### Data for processing
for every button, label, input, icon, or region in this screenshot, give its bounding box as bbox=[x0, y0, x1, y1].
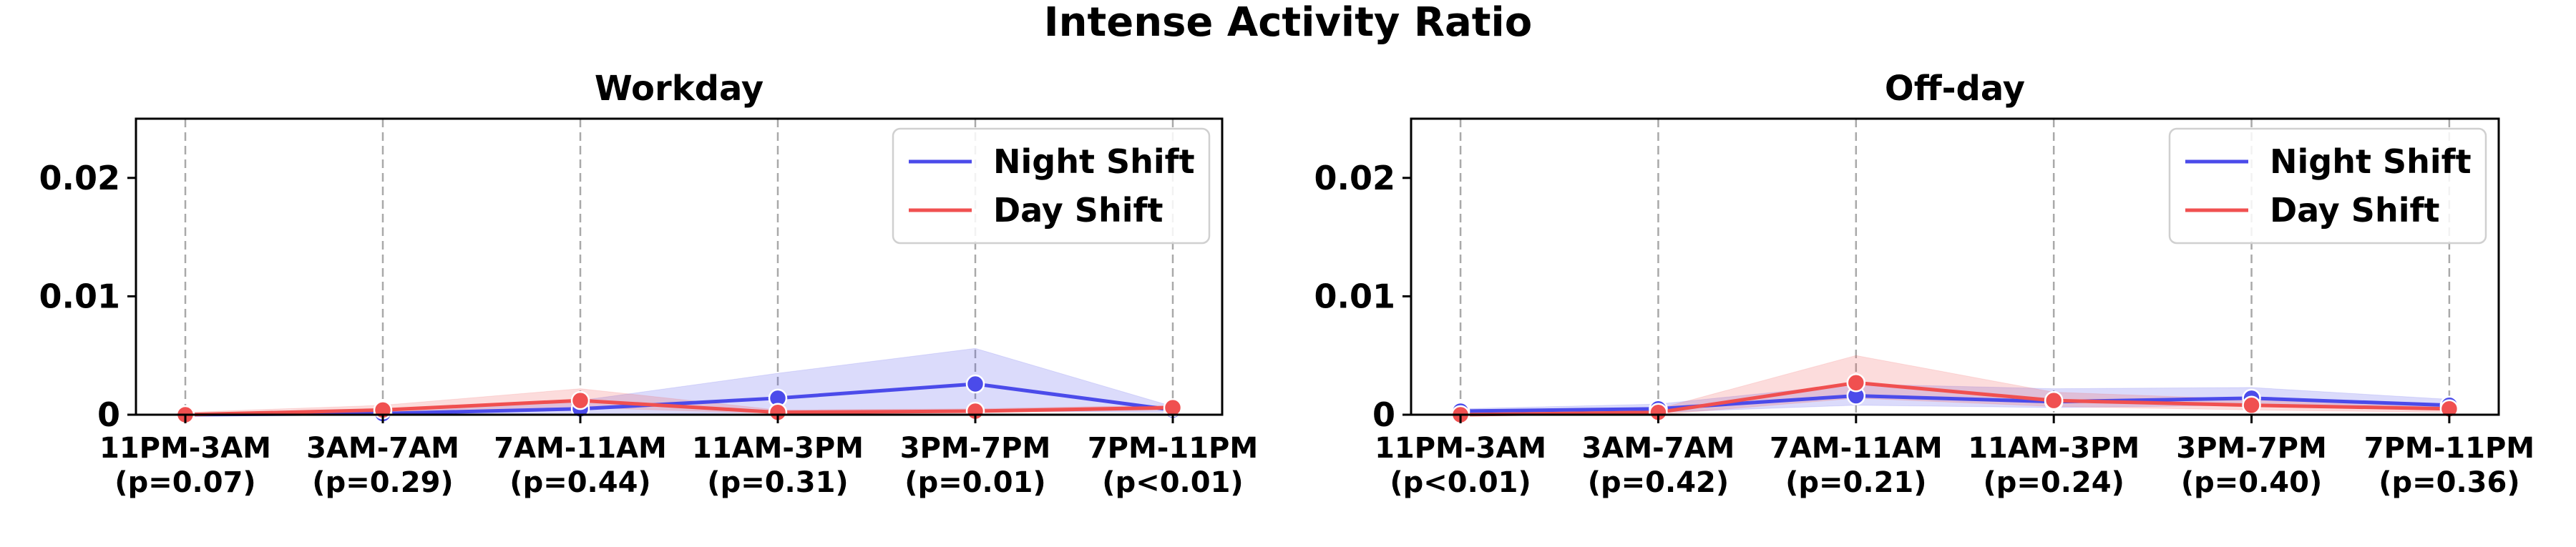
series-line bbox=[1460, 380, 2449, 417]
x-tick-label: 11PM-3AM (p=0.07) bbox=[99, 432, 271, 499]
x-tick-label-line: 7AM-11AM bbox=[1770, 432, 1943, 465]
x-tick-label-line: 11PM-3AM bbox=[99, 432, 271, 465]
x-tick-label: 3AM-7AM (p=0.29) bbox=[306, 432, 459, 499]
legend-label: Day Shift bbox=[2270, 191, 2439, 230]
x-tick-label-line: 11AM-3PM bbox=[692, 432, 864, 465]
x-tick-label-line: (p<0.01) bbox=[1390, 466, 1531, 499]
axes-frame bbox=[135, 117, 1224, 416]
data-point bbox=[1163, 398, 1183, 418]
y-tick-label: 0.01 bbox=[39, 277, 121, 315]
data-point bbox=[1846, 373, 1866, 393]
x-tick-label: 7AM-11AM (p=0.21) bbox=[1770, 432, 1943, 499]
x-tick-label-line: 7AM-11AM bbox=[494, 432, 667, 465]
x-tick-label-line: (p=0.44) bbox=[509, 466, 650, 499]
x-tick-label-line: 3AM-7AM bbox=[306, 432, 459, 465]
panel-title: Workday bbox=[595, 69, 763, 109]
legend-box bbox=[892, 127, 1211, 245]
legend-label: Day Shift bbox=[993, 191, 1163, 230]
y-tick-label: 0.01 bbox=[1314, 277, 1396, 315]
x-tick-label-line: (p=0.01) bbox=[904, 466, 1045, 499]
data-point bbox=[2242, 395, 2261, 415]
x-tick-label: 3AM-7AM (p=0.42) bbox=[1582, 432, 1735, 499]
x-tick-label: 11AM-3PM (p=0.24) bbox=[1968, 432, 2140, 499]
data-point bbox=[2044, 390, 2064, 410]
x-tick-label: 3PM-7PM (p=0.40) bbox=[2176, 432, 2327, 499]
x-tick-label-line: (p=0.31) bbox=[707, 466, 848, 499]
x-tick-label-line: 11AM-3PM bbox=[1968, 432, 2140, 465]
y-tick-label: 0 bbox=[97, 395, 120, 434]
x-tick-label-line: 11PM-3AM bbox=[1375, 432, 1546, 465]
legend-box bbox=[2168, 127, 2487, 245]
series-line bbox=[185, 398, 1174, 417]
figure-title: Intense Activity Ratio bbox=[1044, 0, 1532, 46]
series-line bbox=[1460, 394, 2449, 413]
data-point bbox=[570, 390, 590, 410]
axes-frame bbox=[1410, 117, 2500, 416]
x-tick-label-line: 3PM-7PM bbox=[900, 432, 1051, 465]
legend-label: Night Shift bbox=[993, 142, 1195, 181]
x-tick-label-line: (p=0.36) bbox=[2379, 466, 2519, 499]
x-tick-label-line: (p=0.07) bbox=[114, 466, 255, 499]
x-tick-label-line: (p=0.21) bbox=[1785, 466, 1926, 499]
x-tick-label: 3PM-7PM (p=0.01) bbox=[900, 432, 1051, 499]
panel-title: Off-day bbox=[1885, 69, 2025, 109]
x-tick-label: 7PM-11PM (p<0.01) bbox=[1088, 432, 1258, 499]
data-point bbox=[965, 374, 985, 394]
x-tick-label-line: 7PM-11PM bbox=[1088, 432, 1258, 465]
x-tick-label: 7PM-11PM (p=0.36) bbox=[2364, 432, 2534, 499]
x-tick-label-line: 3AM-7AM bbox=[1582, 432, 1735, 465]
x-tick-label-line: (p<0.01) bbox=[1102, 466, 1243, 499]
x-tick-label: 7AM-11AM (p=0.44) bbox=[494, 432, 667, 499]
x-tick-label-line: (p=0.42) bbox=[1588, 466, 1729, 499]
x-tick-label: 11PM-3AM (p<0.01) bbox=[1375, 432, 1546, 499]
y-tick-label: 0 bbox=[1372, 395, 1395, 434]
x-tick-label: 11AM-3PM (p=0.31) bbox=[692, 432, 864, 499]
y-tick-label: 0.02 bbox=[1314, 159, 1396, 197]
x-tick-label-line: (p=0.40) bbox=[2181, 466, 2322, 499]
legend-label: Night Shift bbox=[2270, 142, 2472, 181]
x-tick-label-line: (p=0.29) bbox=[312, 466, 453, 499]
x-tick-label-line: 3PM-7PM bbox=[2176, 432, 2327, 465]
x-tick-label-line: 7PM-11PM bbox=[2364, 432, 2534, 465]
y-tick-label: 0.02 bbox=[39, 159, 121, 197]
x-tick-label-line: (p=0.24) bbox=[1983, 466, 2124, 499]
######
### Data for processing
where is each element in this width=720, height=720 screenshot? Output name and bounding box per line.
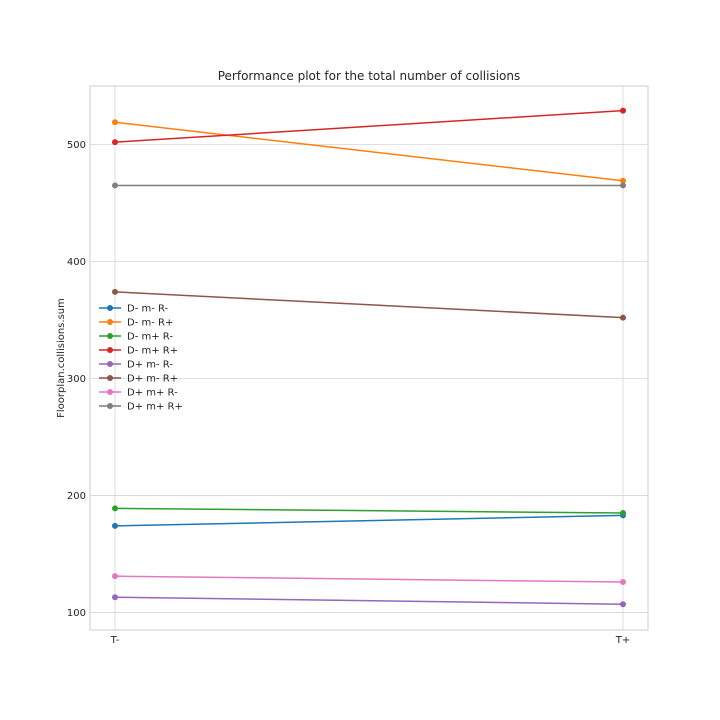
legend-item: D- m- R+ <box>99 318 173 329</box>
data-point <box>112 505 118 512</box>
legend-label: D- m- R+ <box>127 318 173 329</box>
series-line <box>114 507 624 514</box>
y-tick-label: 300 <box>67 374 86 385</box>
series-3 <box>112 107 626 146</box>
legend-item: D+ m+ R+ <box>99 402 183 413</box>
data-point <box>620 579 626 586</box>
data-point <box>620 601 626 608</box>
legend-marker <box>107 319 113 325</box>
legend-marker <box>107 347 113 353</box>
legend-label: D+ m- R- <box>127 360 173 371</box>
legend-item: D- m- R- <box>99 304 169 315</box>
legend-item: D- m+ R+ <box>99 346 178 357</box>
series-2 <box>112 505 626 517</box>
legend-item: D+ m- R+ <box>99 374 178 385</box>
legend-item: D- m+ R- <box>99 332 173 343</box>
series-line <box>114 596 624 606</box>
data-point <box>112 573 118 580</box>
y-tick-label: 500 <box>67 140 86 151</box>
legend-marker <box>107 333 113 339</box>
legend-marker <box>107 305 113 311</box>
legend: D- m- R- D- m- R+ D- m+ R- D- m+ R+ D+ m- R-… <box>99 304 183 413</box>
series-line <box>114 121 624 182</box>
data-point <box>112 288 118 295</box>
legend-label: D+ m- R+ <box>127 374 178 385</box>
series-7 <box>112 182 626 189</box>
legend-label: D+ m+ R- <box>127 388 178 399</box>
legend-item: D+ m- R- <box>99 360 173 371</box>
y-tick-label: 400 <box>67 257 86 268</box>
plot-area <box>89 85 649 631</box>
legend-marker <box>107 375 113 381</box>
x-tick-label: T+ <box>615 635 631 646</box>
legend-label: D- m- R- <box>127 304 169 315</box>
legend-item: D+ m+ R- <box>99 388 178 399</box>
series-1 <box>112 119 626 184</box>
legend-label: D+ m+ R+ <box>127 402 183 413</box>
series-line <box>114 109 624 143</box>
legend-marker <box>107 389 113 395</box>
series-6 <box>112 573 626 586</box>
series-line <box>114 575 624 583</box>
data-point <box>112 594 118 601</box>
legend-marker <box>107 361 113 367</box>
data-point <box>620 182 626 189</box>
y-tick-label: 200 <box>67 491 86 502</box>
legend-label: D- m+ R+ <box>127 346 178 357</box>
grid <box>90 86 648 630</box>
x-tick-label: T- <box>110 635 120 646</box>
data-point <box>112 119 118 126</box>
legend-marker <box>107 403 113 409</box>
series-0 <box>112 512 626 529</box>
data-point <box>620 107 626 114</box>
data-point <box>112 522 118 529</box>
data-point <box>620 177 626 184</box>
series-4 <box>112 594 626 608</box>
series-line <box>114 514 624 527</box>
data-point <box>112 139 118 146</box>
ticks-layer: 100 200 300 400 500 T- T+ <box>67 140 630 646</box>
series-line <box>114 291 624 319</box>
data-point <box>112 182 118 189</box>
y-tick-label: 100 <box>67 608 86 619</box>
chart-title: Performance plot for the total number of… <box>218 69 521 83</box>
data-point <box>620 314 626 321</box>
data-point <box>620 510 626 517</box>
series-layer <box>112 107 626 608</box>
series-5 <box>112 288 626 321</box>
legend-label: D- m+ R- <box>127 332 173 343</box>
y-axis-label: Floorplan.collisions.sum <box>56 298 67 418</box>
######
**Problem to solve:** Can you output, word for word, every line from the one containing "legend-item: D- m- R+" through the one containing "series-3 <box>112 107 626 146</box>", including both of those lines?

**Worked solution:**
legend-item: D- m- R+ <box>99 318 173 329</box>
data-point <box>112 505 118 512</box>
legend-label: D- m- R+ <box>127 318 173 329</box>
series-line <box>114 507 624 514</box>
y-tick-label: 300 <box>67 374 86 385</box>
series-3 <box>112 107 626 146</box>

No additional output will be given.